▶ **What is required**:
Below are some records; retype all of them exactly.

▶ **Data supplied**:
--- START ---
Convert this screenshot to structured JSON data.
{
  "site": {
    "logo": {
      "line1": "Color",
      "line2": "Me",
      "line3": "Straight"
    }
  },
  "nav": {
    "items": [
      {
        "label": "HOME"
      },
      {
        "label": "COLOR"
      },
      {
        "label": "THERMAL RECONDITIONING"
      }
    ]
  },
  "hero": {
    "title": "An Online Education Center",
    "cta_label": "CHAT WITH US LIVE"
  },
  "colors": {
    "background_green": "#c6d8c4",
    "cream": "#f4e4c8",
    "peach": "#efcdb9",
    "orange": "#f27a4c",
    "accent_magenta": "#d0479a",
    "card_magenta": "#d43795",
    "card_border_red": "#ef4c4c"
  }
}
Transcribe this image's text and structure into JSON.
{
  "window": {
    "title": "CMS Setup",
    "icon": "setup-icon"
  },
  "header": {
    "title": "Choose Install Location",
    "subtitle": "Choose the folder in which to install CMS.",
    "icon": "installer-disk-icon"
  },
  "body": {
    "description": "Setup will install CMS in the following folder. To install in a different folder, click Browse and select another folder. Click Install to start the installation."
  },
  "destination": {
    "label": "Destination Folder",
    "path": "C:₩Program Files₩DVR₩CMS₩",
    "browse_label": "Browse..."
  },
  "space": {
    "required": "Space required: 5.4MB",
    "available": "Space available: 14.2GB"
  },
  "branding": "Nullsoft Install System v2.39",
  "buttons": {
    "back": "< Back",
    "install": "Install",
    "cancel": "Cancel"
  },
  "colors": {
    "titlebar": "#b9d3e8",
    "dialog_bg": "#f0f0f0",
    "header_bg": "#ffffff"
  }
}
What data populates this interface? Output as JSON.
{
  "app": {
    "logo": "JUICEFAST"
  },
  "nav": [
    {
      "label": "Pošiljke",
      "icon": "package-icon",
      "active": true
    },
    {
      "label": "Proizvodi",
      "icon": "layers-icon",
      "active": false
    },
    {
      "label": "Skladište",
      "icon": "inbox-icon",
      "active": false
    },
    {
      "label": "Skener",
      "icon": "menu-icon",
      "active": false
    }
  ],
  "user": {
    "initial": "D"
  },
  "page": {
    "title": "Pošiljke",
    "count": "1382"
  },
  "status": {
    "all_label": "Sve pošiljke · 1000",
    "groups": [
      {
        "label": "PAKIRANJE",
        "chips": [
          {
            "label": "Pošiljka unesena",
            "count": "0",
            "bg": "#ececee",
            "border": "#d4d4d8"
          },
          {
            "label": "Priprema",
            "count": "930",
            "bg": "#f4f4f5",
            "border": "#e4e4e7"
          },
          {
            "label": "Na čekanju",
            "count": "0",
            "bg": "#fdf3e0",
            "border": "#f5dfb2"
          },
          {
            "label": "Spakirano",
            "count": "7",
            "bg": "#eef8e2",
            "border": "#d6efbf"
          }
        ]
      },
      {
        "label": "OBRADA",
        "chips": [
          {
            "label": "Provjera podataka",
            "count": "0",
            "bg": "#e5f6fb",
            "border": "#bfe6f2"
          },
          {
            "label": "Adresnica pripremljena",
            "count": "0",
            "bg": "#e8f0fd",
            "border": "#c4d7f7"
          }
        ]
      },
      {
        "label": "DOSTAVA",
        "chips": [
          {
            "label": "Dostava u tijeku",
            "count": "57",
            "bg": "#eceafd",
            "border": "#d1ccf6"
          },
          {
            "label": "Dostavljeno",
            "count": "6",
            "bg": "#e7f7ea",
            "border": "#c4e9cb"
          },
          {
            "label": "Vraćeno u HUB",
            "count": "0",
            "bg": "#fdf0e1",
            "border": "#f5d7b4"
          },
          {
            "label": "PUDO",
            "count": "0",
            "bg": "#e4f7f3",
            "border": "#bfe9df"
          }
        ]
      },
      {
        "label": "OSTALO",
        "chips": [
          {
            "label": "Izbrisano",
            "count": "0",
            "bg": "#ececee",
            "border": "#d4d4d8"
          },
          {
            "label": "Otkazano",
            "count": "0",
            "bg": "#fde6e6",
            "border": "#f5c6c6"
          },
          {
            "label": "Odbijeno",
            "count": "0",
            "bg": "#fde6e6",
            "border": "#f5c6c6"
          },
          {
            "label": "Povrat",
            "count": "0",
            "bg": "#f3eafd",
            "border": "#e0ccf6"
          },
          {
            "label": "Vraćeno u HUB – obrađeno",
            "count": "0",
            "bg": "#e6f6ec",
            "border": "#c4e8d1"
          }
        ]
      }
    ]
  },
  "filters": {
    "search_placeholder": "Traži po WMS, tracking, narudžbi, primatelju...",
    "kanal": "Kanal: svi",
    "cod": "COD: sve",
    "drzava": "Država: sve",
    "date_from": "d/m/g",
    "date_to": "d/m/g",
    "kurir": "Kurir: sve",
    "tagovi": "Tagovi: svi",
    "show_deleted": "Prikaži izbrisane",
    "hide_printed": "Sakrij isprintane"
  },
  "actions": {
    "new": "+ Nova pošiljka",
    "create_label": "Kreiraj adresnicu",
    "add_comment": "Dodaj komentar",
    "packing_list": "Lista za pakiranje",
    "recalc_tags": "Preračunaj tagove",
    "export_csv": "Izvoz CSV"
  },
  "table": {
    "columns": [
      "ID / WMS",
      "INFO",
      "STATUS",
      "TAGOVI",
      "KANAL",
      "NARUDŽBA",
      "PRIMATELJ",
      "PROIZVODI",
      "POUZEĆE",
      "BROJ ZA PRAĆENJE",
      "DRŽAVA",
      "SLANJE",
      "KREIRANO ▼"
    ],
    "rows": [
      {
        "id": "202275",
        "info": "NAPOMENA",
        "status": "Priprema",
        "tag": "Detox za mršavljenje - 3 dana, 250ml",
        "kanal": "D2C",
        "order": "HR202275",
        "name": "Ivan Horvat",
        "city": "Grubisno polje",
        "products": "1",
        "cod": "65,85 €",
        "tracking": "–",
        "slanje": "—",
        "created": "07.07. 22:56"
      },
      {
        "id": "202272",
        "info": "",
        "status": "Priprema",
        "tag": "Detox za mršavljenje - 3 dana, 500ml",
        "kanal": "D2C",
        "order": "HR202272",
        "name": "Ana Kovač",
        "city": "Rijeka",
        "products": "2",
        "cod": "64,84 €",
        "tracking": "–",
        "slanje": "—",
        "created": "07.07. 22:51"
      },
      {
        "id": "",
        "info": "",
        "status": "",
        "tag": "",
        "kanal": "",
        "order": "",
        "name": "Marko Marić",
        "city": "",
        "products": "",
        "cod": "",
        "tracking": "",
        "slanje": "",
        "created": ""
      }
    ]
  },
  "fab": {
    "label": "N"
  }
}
--- END ---
▶ **Written answer**:
Convert this screenshot to structured JSON data.
{
  "site": {
    "logo": {
      "line1": "Color",
      "line2": "Me",
      "line3": "Straight"
    }
  },
  "nav": {
    "items": [
      {
        "label": "HOME"
      },
      {
        "label": "COLOR"
      },
      {
        "label": "THERMAL RECONDITIONING"
      }
    ]
  },
  "hero": {
    "title": "An Online Education Center",
    "cta_label": "CHAT WITH US LIVE"
  },
  "colors": {
    "background_green": "#c6d8c4",
    "cream": "#f4e4c8",
    "peach": "#efcdb9",
    "orange": "#f27a4c",
    "accent_magenta": "#d0479a",
    "card_magenta": "#d43795",
    "card_border_red": "#ef4c4c"
  }
}
Transcribe this image's text and structure into JSON.
{
  "window": {
    "title": "CMS Setup",
    "icon": "setup-icon"
  },
  "header": {
    "title": "Choose Install Location",
    "subtitle": "Choose the folder in which to install CMS.",
    "icon": "installer-disk-icon"
  },
  "body": {
    "description": "Setup will install CMS in the following folder. To install in a different folder, click Browse and select another folder. Click Install to start the installation."
  },
  "destination": {
    "label": "Destination Folder",
    "path": "C:₩Program Files₩DVR₩CMS₩",
    "browse_label": "Browse..."
  },
  "space": {
    "required": "Space required: 5.4MB",
    "available": "Space available: 14.2GB"
  },
  "branding": "Nullsoft Install System v2.39",
  "buttons": {
    "back": "< Back",
    "install": "Install",
    "cancel": "Cancel"
  },
  "colors": {
    "titlebar": "#b9d3e8",
    "dialog_bg": "#f0f0f0",
    "header_bg": "#ffffff"
  }
}
What data populates this interface? Output as JSON.
{
  "app": {
    "logo": "JUICEFAST"
  },
  "nav": [
    {
      "label": "Pošiljke",
      "icon": "package-icon",
      "active": true
    },
    {
      "label": "Proizvodi",
      "icon": "layers-icon",
      "active": false
    },
    {
      "label": "Skladište",
      "icon": "inbox-icon",
      "active": false
    },
    {
      "label": "Skener",
      "icon": "menu-icon",
      "active": false
    }
  ],
  "user": {
    "initial": "D"
  },
  "page": {
    "title": "Pošiljke",
    "count": "1382"
  },
  "status": {
    "all_label": "Sve pošiljke · 1000",
    "groups": [
      {
        "label": "PAKIRANJE",
        "chips": [
          {
            "label": "Pošiljka unesena",
            "count": "0",
            "bg": "#ececee",
            "border": "#d4d4d8"
          },
          {
            "label": "Priprema",
            "count": "930",
            "bg": "#f4f4f5",
            "border": "#e4e4e7"
          },
          {
            "label": "Na čekanju",
            "count": "0",
            "bg": "#fdf3e0",
            "border": "#f5dfb2"
          },
          {
            "label": "Spakirano",
            "count": "7",
            "bg": "#eef8e2",
            "border": "#d6efbf"
          }
        ]
      },
      {
        "label": "OBRADA",
        "chips": [
          {
            "label": "Provjera podataka",
            "count": "0",
            "bg": "#e5f6fb",
            "border": "#bfe6f2"
          },
          {
            "label": "Adresnica pripremljena",
            "count": "0",
            "bg": "#e8f0fd",
            "border": "#c4d7f7"
          }
        ]
      },
      {
        "label": "DOSTAVA",
        "chips": [
          {
            "label": "Dostava u tijeku",
            "count": "57",
            "bg": "#eceafd",
            "border": "#d1ccf6"
          },
          {
            "label": "Dostavljeno",
            "count": "6",
            "bg": "#e7f7ea",
            "border": "#c4e9cb"
          },
          {
            "label": "Vraćeno u HUB",
            "count": "0",
            "bg": "#fdf0e1",
            "border": "#f5d7b4"
          },
          {
            "label": "PUDO",
            "count": "0",
            "bg": "#e4f7f3",
            "border": "#bfe9df"
          }
        ]
      },
      {
        "label": "OSTALO",
        "chips": [
          {
            "label": "Izbrisano",
            "count": "0",
            "bg": "#ececee",
            "border": "#d4d4d8"
          },
          {
            "label": "Otkazano",
            "count": "0",
            "bg": "#fde6e6",
            "border": "#f5c6c6"
          },
          {
            "label": "Odbijeno",
            "count": "0",
            "bg": "#fde6e6",
            "border": "#f5c6c6"
          },
          {
            "label": "Povrat",
            "count": "0",
            "bg": "#f3eafd",
            "border": "#e0ccf6"
          },
          {
            "label": "Vraćeno u HUB – obrađeno",
            "count": "0",
            "bg": "#e6f6ec",
            "border": "#c4e8d1"
          }
        ]
      }
    ]
  },
  "filters": {
    "search_placeholder": "Traži po WMS, tracking, narudžbi, primatelju...",
    "kanal": "Kanal: svi",
    "cod": "COD: sve",
    "drzava": "Država: sve",
    "date_from": "d/m/g",
    "date_to": "d/m/g",
    "kurir": "Kurir: sve",
    "tagovi": "Tagovi: svi",
    "show_deleted": "Prikaži izbrisane",
    "hide_printed": "Sakrij isprintane"
  },
  "actions": {
    "new": "+ Nova pošiljka",
    "create_label": "Kreiraj adresnicu",
    "add_comment": "Dodaj komentar",
    "packing_list": "Lista za pakiranje",
    "recalc_tags": "Preračunaj tagove",
    "export_csv": "Izvoz CSV"
  },
  "table": {
    "columns": [
      "ID / WMS",
      "INFO",
      "STATUS",
      "TAGOVI",
      "KANAL",
      "NARUDŽBA",
      "PRIMATELJ",
      "PROIZVODI",
      "POUZEĆE",
      "BROJ ZA PRAĆENJE",
      "DRŽAVA",
      "SLANJE",
      "KREIRANO ▼"
    ],
    "rows": [
      {
        "id": "202275",
        "info": "NAPOMENA",
        "status": "Priprema",
        "tag": "Detox za mršavljenje - 3 dana, 250ml",
        "kanal": "D2C",
        "order": "HR202275",
        "name": "Ivan Horvat",
        "city": "Grubisno polje",
        "products": "1",
        "cod": "65,85 €",
        "tracking": "–",
        "slanje": "—",
        "created": "07.07. 22:56"
      },
      {
        "id": "202272",
        "info": "",
        "status": "Priprema",
        "tag": "Detox za mršavljenje - 3 dana, 500ml",
        "kanal": "D2C",
        "order": "HR202272",
        "name": "Ana Kovač",
        "city": "Rijeka",
        "products": "2",
        "cod": "64,84 €",
        "tracking": "–",
        "slanje": "—",
        "created": "07.07. 22:51"
      },
      {
        "id": "",
        "info": "",
        "status": "",
        "tag": "",
        "kanal": "",
        "order": "",
        "name": "Marko Marić",
        "city": "",
        "products": "",
        "cod": "",
        "tracking": "",
        "slanje": "",
        "created": ""
      }
    ]
  },
  "fab": {
    "label": "N"
  }
}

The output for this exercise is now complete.